PROBLEM DESCRIPTION. Output the data that follows exactly, line for line.

A run of records
* * *

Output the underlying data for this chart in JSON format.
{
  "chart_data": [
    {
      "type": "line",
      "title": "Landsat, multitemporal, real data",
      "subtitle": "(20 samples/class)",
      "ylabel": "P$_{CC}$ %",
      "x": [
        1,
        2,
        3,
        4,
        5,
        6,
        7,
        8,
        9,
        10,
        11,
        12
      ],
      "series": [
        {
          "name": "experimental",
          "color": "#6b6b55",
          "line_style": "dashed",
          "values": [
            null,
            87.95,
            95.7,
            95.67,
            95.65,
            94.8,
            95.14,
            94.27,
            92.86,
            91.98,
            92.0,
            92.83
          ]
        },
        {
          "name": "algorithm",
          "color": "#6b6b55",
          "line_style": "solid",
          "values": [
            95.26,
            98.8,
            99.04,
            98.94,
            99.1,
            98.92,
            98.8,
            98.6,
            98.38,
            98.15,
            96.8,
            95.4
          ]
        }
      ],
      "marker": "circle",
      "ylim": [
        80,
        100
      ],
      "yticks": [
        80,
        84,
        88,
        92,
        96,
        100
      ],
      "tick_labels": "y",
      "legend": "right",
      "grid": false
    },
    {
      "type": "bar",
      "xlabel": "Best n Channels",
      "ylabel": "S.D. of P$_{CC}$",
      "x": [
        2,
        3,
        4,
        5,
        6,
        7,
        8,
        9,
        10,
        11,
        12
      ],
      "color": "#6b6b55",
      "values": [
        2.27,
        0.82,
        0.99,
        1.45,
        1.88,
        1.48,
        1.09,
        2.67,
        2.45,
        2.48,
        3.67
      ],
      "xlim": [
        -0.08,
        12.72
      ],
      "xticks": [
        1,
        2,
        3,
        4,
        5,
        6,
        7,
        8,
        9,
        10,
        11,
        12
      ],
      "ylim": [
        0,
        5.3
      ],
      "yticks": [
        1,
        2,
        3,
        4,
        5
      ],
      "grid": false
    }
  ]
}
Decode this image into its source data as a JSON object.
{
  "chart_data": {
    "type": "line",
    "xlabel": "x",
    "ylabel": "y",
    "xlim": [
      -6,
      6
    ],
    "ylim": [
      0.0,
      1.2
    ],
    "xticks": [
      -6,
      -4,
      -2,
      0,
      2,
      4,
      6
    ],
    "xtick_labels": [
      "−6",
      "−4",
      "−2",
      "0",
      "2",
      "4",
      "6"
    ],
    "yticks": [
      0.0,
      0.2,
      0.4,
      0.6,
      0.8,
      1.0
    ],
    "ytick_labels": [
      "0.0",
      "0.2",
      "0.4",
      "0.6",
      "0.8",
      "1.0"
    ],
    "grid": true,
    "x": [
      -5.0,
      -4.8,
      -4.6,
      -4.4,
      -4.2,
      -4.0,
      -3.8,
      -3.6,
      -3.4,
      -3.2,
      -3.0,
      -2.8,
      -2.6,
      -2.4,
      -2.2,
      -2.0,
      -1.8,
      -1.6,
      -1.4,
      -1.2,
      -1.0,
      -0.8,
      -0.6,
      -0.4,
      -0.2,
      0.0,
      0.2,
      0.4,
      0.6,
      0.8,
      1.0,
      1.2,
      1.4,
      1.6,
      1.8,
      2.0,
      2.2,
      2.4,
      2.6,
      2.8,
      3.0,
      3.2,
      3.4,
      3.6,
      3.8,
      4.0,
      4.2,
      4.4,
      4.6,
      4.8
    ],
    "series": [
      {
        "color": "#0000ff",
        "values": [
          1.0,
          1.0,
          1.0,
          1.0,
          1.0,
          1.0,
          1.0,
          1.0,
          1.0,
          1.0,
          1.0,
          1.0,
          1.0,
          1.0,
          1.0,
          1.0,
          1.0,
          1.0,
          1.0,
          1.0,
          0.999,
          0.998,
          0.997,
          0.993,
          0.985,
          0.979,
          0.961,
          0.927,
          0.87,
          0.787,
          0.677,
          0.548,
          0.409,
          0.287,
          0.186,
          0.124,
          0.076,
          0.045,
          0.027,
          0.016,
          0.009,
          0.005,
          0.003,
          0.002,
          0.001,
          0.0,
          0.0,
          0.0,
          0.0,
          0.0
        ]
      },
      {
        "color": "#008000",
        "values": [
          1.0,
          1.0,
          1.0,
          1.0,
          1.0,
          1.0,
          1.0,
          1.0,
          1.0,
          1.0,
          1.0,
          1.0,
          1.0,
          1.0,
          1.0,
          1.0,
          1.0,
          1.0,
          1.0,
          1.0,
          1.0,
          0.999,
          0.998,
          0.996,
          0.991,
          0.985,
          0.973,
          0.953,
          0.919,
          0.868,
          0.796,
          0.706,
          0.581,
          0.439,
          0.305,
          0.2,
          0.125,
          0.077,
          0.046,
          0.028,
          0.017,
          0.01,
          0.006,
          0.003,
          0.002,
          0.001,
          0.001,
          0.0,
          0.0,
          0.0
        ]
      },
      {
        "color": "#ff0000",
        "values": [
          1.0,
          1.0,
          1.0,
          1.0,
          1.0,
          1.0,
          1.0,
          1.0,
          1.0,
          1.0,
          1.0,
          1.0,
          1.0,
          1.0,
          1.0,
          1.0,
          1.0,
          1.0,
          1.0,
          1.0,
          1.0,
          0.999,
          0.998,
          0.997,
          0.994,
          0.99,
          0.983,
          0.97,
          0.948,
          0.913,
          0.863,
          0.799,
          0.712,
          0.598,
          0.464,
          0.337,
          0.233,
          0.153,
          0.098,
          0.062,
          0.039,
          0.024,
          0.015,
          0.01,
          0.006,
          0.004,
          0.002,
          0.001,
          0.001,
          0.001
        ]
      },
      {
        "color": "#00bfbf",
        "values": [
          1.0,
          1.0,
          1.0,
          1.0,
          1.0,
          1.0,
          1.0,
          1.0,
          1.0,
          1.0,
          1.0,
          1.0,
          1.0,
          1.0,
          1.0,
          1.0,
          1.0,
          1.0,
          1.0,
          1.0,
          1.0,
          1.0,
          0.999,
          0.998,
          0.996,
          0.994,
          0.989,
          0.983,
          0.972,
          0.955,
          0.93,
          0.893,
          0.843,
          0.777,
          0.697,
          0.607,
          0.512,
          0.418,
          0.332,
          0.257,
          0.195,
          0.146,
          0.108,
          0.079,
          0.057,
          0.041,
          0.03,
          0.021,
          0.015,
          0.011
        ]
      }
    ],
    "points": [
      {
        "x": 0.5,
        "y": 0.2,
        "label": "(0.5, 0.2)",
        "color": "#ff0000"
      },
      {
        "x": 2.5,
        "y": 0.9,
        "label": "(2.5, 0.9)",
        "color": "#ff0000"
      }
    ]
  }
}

* * *

THE OUTPUT.
Output the underlying data for this chart in JSON format.
{
  "chart_data": [
    {
      "type": "line",
      "title": "Landsat, multitemporal, real data",
      "subtitle": "(20 samples/class)",
      "ylabel": "P$_{CC}$ %",
      "x": [
        1,
        2,
        3,
        4,
        5,
        6,
        7,
        8,
        9,
        10,
        11,
        12
      ],
      "series": [
        {
          "name": "experimental",
          "color": "#6b6b55",
          "line_style": "dashed",
          "values": [
            null,
            87.95,
            95.7,
            95.67,
            95.65,
            94.8,
            95.14,
            94.27,
            92.86,
            91.98,
            92.0,
            92.83
          ]
        },
        {
          "name": "algorithm",
          "color": "#6b6b55",
          "line_style": "solid",
          "values": [
            95.26,
            98.8,
            99.04,
            98.94,
            99.1,
            98.92,
            98.8,
            98.6,
            98.38,
            98.15,
            96.8,
            95.4
          ]
        }
      ],
      "marker": "circle",
      "ylim": [
        80,
        100
      ],
      "yticks": [
        80,
        84,
        88,
        92,
        96,
        100
      ],
      "tick_labels": "y",
      "legend": "right",
      "grid": false
    },
    {
      "type": "bar",
      "xlabel": "Best n Channels",
      "ylabel": "S.D. of P$_{CC}$",
      "x": [
        2,
        3,
        4,
        5,
        6,
        7,
        8,
        9,
        10,
        11,
        12
      ],
      "color": "#6b6b55",
      "values": [
        2.27,
        0.82,
        0.99,
        1.45,
        1.88,
        1.48,
        1.09,
        2.67,
        2.45,
        2.48,
        3.67
      ],
      "xlim": [
        -0.08,
        12.72
      ],
      "xticks": [
        1,
        2,
        3,
        4,
        5,
        6,
        7,
        8,
        9,
        10,
        11,
        12
      ],
      "ylim": [
        0,
        5.3
      ],
      "yticks": [
        1,
        2,
        3,
        4,
        5
      ],
      "grid": false
    }
  ]
}
Decode this image into its source data as a JSON object.
{
  "chart_data": {
    "type": "line",
    "xlabel": "x",
    "ylabel": "y",
    "xlim": [
      -6,
      6
    ],
    "ylim": [
      0.0,
      1.2
    ],
    "xticks": [
      -6,
      -4,
      -2,
      0,
      2,
      4,
      6
    ],
    "xtick_labels": [
      "−6",
      "−4",
      "−2",
      "0",
      "2",
      "4",
      "6"
    ],
    "yticks": [
      0.0,
      0.2,
      0.4,
      0.6,
      0.8,
      1.0
    ],
    "ytick_labels": [
      "0.0",
      "0.2",
      "0.4",
      "0.6",
      "0.8",
      "1.0"
    ],
    "grid": true,
    "x": [
      -5.0,
      -4.8,
      -4.6,
      -4.4,
      -4.2,
      -4.0,
      -3.8,
      -3.6,
      -3.4,
      -3.2,
      -3.0,
      -2.8,
      -2.6,
      -2.4,
      -2.2,
      -2.0,
      -1.8,
      -1.6,
      -1.4,
      -1.2,
      -1.0,
      -0.8,
      -0.6,
      -0.4,
      -0.2,
      0.0,
      0.2,
      0.4,
      0.6,
      0.8,
      1.0,
      1.2,
      1.4,
      1.6,
      1.8,
      2.0,
      2.2,
      2.4,
      2.6,
      2.8,
      3.0,
      3.2,
      3.4,
      3.6,
      3.8,
      4.0,
      4.2,
      4.4,
      4.6,
      4.8
    ],
    "series": [
      {
        "color": "#0000ff",
        "values": [
          1.0,
          1.0,
          1.0,
          1.0,
          1.0,
          1.0,
          1.0,
          1.0,
          1.0,
          1.0,
          1.0,
          1.0,
          1.0,
          1.0,
          1.0,
          1.0,
          1.0,
          1.0,
          1.0,
          1.0,
          0.999,
          0.998,
          0.997,
          0.993,
          0.985,
          0.979,
          0.961,
          0.927,
          0.87,
          0.787,
          0.677,
          0.548,
          0.409,
          0.287,
          0.186,
          0.124,
          0.076,
          0.045,
          0.027,
          0.016,
          0.009,
          0.005,
          0.003,
          0.002,
          0.001,
          0.0,
          0.0,
          0.0,
          0.0,
          0.0
        ]
      },
      {
        "color": "#008000",
        "values": [
          1.0,
          1.0,
          1.0,
          1.0,
          1.0,
          1.0,
          1.0,
          1.0,
          1.0,
          1.0,
          1.0,
          1.0,
          1.0,
          1.0,
          1.0,
          1.0,
          1.0,
          1.0,
          1.0,
          1.0,
          1.0,
          0.999,
          0.998,
          0.996,
          0.991,
          0.985,
          0.973,
          0.953,
          0.919,
          0.868,
          0.796,
          0.706,
          0.581,
          0.439,
          0.305,
          0.2,
          0.125,
          0.077,
          0.046,
          0.028,
          0.017,
          0.01,
          0.006,
          0.003,
          0.002,
          0.001,
          0.001,
          0.0,
          0.0,
          0.0
        ]
      },
      {
        "color": "#ff0000",
        "values": [
          1.0,
          1.0,
          1.0,
          1.0,
          1.0,
          1.0,
          1.0,
          1.0,
          1.0,
          1.0,
          1.0,
          1.0,
          1.0,
          1.0,
          1.0,
          1.0,
          1.0,
          1.0,
          1.0,
          1.0,
          1.0,
          0.999,
          0.998,
          0.997,
          0.994,
          0.99,
          0.983,
          0.97,
          0.948,
          0.913,
          0.863,
          0.799,
          0.712,
          0.598,
          0.464,
          0.337,
          0.233,
          0.153,
          0.098,
          0.062,
          0.039,
          0.024,
          0.015,
          0.01,
          0.006,
          0.004,
          0.002,
          0.001,
          0.001,
          0.001
        ]
      },
      {
        "color": "#00bfbf",
        "values": [
          1.0,
          1.0,
          1.0,
          1.0,
          1.0,
          1.0,
          1.0,
          1.0,
          1.0,
          1.0,
          1.0,
          1.0,
          1.0,
          1.0,
          1.0,
          1.0,
          1.0,
          1.0,
          1.0,
          1.0,
          1.0,
          1.0,
          0.999,
          0.998,
          0.996,
          0.994,
          0.989,
          0.983,
          0.972,
          0.955,
          0.93,
          0.893,
          0.843,
          0.777,
          0.697,
          0.607,
          0.512,
          0.418,
          0.332,
          0.257,
          0.195,
          0.146,
          0.108,
          0.079,
          0.057,
          0.041,
          0.03,
          0.021,
          0.015,
          0.011
        ]
      }
    ],
    "points": [
      {
        "x": 0.5,
        "y": 0.2,
        "label": "(0.5, 0.2)",
        "color": "#ff0000"
      },
      {
        "x": 2.5,
        "y": 0.9,
        "label": "(2.5, 0.9)",
        "color": "#ff0000"
      }
    ]
  }
}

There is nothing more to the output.